Lines holding the string "title" are the ones to copy; find them all in the data.
BEGIN Data to process
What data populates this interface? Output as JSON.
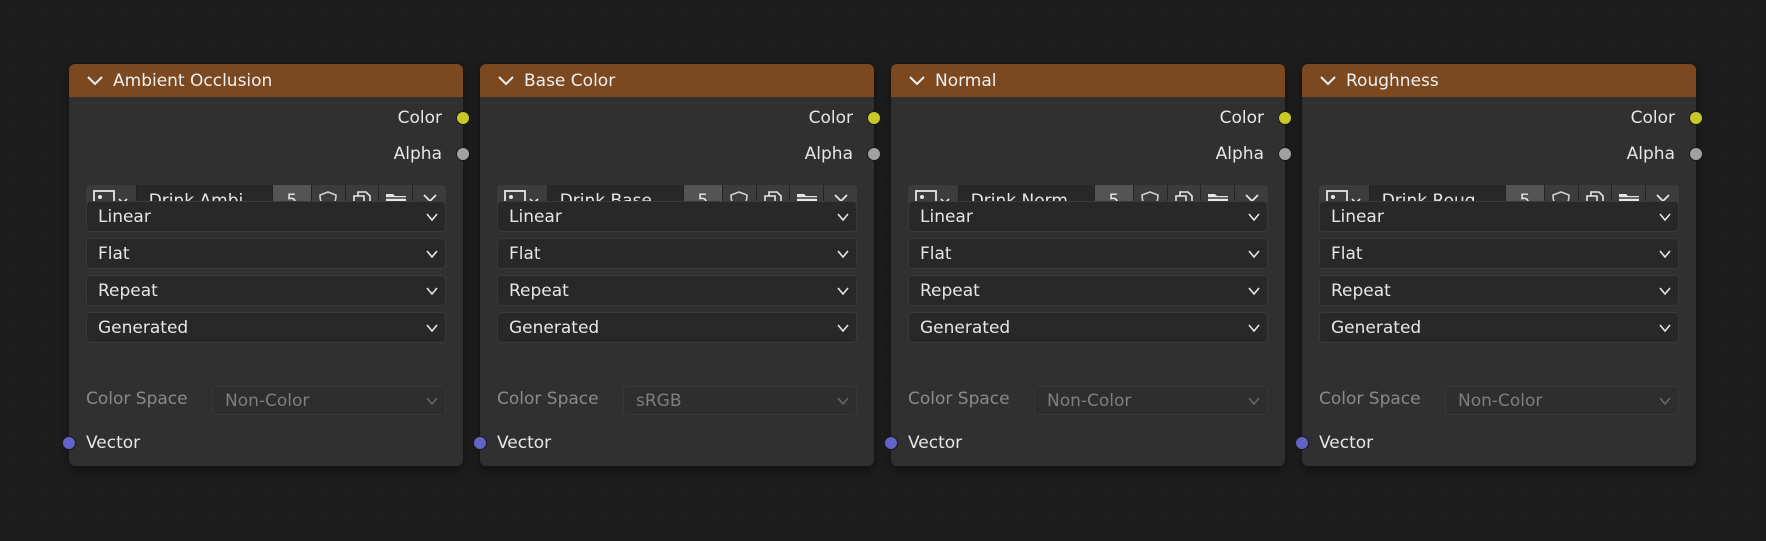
{
  "colors": {
    "header": "#7b4820",
    "node_body": "#303030",
    "socket_color": "#c8c829",
    "socket_alpha": "#a1a1a1",
    "socket_vector": "#6363c7"
  },
  "nodes": [
    {
      "title": "Ambient Occlusion",
      "outputs": [
        "Color",
        "Alpha"
      ],
      "image_name": "Drink.Ambi...",
      "users": "5",
      "interpolation": "Linear",
      "projection": "Flat",
      "extension": "Repeat",
      "source": "Generated",
      "color_space_label": "Color Space",
      "color_space": "Non-Color",
      "input": "Vector"
    },
    {
      "title": "Base Color",
      "outputs": [
        "Color",
        "Alpha"
      ],
      "image_name": "Drink.Base ...",
      "users": "5",
      "interpolation": "Linear",
      "projection": "Flat",
      "extension": "Repeat",
      "source": "Generated",
      "color_space_label": "Color Space",
      "color_space": "sRGB",
      "input": "Vector"
    },
    {
      "title": "Normal",
      "outputs": [
        "Color",
        "Alpha"
      ],
      "image_name": "Drink.Norm...",
      "users": "5",
      "interpolation": "Linear",
      "projection": "Flat",
      "extension": "Repeat",
      "source": "Generated",
      "color_space_label": "Color Space",
      "color_space": "Non-Color",
      "input": "Vector"
    },
    {
      "title": "Roughness",
      "outputs": [
        "Color",
        "Alpha"
      ],
      "image_name": "Drink.Roug...",
      "users": "5",
      "interpolation": "Linear",
      "projection": "Flat",
      "extension": "Repeat",
      "source": "Generated",
      "color_space_label": "Color Space",
      "color_space": "Non-Color",
      "input": "Vector"
    }
  ]
}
END Data to process
Result below:
      "title": "Ambient Occlusion",
      "title": "Base Color",
      "title": "Normal",
      "title": "Roughness",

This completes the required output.